**Short problem**
Gather every line from the entries below that includes "this".

◆ ◆ ◆ ◆ ◆

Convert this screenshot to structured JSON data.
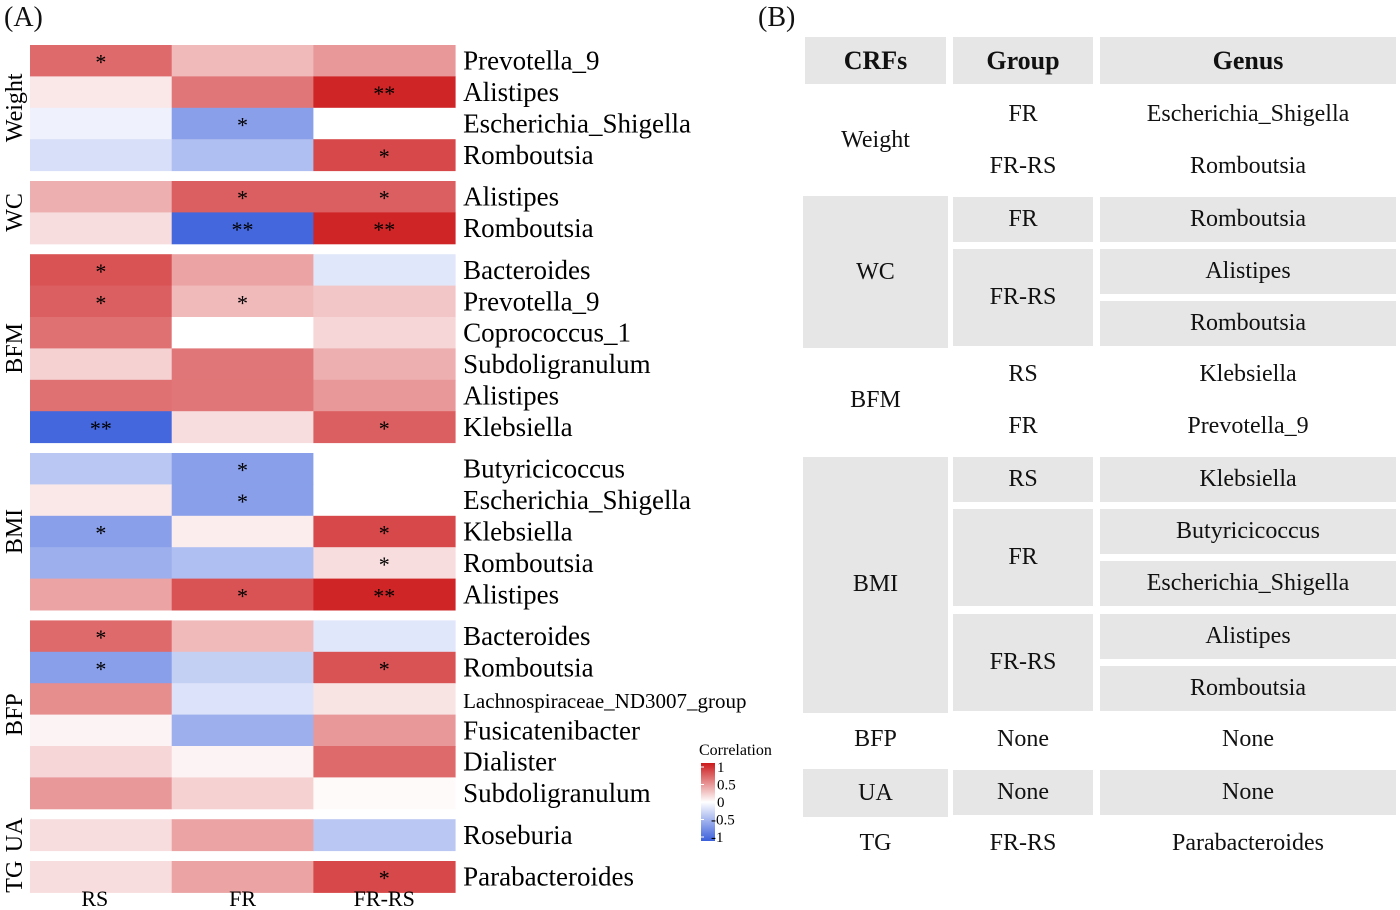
{
  "panel_a_label": "(A)",
  "panel_b_label": "(B)",
  "chart_data": {
    "type": "heatmap",
    "title": "",
    "columns": [
      "RS",
      "FR",
      "FR-RS"
    ],
    "legend": {
      "title": "Correlation",
      "ticks": [
        "1",
        "0.5",
        "0",
        "-0.5",
        "-1"
      ],
      "range": [
        -1,
        1
      ],
      "colors": {
        "low": "#3a5fdb",
        "mid": "#ffffff",
        "high": "#cc1a1c"
      }
    },
    "groups": [
      {
        "name": "Weight",
        "rows": [
          {
            "genus": "Prevotella_9",
            "values": [
              0.65,
              0.3,
              0.45
            ],
            "sig": [
              "*",
              "",
              ""
            ]
          },
          {
            "genus": "Alistipes",
            "values": [
              0.1,
              0.6,
              0.95
            ],
            "sig": [
              "",
              "",
              "**"
            ]
          },
          {
            "genus": "Escherichia_Shigella",
            "values": [
              -0.08,
              -0.6,
              0.0
            ],
            "sig": [
              "",
              "*",
              ""
            ]
          },
          {
            "genus": "Romboutsia",
            "values": [
              -0.2,
              -0.4,
              0.8
            ],
            "sig": [
              "",
              "",
              "*"
            ]
          }
        ]
      },
      {
        "name": "WC",
        "rows": [
          {
            "genus": "Alistipes",
            "values": [
              0.35,
              0.7,
              0.7
            ],
            "sig": [
              "",
              "*",
              "*"
            ]
          },
          {
            "genus": "Romboutsia",
            "values": [
              0.15,
              -0.95,
              0.95
            ],
            "sig": [
              "",
              "**",
              "**"
            ]
          }
        ]
      },
      {
        "name": "BFM",
        "rows": [
          {
            "genus": "Bacteroides",
            "values": [
              0.75,
              0.4,
              -0.15
            ],
            "sig": [
              "*",
              "",
              ""
            ]
          },
          {
            "genus": "Prevotella_9",
            "values": [
              0.7,
              0.3,
              0.25
            ],
            "sig": [
              "*",
              "*",
              ""
            ]
          },
          {
            "genus": "Coprococcus_1",
            "values": [
              0.62,
              0.0,
              0.18
            ],
            "sig": [
              "",
              "",
              ""
            ]
          },
          {
            "genus": "Subdoligranulum",
            "values": [
              0.2,
              0.6,
              0.35
            ],
            "sig": [
              "",
              "",
              ""
            ]
          },
          {
            "genus": "Alistipes",
            "values": [
              0.62,
              0.6,
              0.45
            ],
            "sig": [
              "",
              "",
              ""
            ]
          },
          {
            "genus": "Klebsiella",
            "values": [
              -0.95,
              0.15,
              0.7
            ],
            "sig": [
              "**",
              "",
              "*"
            ]
          }
        ]
      },
      {
        "name": "BMI",
        "rows": [
          {
            "genus": "Butyricicoccus",
            "values": [
              -0.35,
              -0.6,
              0.0
            ],
            "sig": [
              "",
              "*",
              ""
            ]
          },
          {
            "genus": "Escherichia_Shigella",
            "values": [
              0.1,
              -0.6,
              0.0
            ],
            "sig": [
              "",
              "*",
              ""
            ]
          },
          {
            "genus": "Klebsiella",
            "values": [
              -0.6,
              0.08,
              0.8
            ],
            "sig": [
              "*",
              "",
              "*"
            ]
          },
          {
            "genus": "Romboutsia",
            "values": [
              -0.5,
              -0.4,
              0.15
            ],
            "sig": [
              "",
              "",
              "*"
            ]
          },
          {
            "genus": "Alistipes",
            "values": [
              0.4,
              0.75,
              0.95
            ],
            "sig": [
              "",
              "*",
              "**"
            ]
          }
        ]
      },
      {
        "name": "BFP",
        "rows": [
          {
            "genus": "Bacteroides",
            "values": [
              0.65,
              0.3,
              -0.15
            ],
            "sig": [
              "*",
              "",
              ""
            ]
          },
          {
            "genus": "Romboutsia",
            "values": [
              -0.6,
              -0.3,
              0.75
            ],
            "sig": [
              "*",
              "",
              "*"
            ]
          },
          {
            "genus": "Lachnospiraceae_ND3007_group",
            "values": [
              0.5,
              -0.18,
              0.12
            ],
            "sig": [
              "",
              "",
              ""
            ]
          },
          {
            "genus": "Fusicatenibacter",
            "values": [
              0.05,
              -0.5,
              0.45
            ],
            "sig": [
              "",
              "",
              ""
            ]
          },
          {
            "genus": "Dialister",
            "values": [
              0.18,
              0.05,
              0.65
            ],
            "sig": [
              "",
              "",
              ""
            ]
          },
          {
            "genus": "Subdoligranulum",
            "values": [
              0.45,
              0.2,
              0.02
            ],
            "sig": [
              "",
              "",
              ""
            ]
          }
        ]
      },
      {
        "name": "UA",
        "rows": [
          {
            "genus": "Roseburia",
            "values": [
              0.15,
              0.4,
              -0.35
            ],
            "sig": [
              "",
              "",
              ""
            ]
          }
        ]
      },
      {
        "name": "TG",
        "rows": [
          {
            "genus": "Parabacteroides",
            "values": [
              0.15,
              0.4,
              0.8
            ],
            "sig": [
              "",
              "",
              "*"
            ]
          }
        ]
      }
    ]
  },
  "table": {
    "headers": [
      "CRFs",
      "Group",
      "Genus"
    ],
    "crfs": [
      {
        "name": "Weight",
        "shaded": false,
        "groups": [
          {
            "name": "FR",
            "genera": [
              "Escherichia_Shigella"
            ]
          },
          {
            "name": "FR-RS",
            "genera": [
              "Romboutsia"
            ]
          }
        ]
      },
      {
        "name": "WC",
        "shaded": true,
        "groups": [
          {
            "name": "FR",
            "genera": [
              "Romboutsia"
            ]
          },
          {
            "name": "FR-RS",
            "genera": [
              "Alistipes",
              "Romboutsia"
            ]
          }
        ]
      },
      {
        "name": "BFM",
        "shaded": false,
        "groups": [
          {
            "name": "RS",
            "genera": [
              "Klebsiella"
            ]
          },
          {
            "name": "FR",
            "genera": [
              "Prevotella_9"
            ]
          }
        ]
      },
      {
        "name": "BMI",
        "shaded": true,
        "groups": [
          {
            "name": "RS",
            "genera": [
              "Klebsiella"
            ]
          },
          {
            "name": "FR",
            "genera": [
              "Butyricicoccus",
              "Escherichia_Shigella"
            ]
          },
          {
            "name": "FR-RS",
            "genera": [
              "Alistipes",
              "Romboutsia"
            ]
          }
        ]
      },
      {
        "name": "BFP",
        "shaded": false,
        "groups": [
          {
            "name": "None",
            "genera": [
              "None"
            ]
          }
        ]
      },
      {
        "name": "UA",
        "shaded": true,
        "groups": [
          {
            "name": "None",
            "genera": [
              "None"
            ]
          }
        ]
      },
      {
        "name": "TG",
        "shaded": false,
        "groups": [
          {
            "name": "FR-RS",
            "genera": [
              "Parabacteroides"
            ]
          }
        ]
      }
    ]
  }
}
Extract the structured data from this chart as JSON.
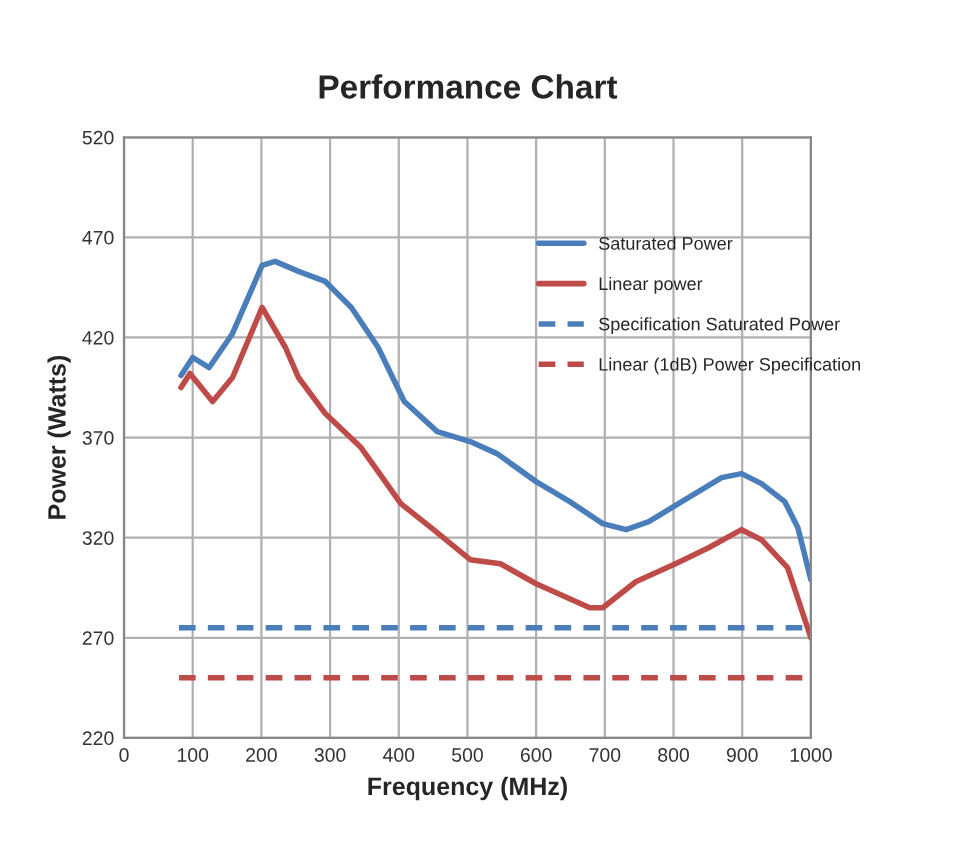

◆ ◆ ◆ ◆ ◆

**Written solution**
Convert this screenshot to structured JSON data.
Extract the structured data from this chart as JSON.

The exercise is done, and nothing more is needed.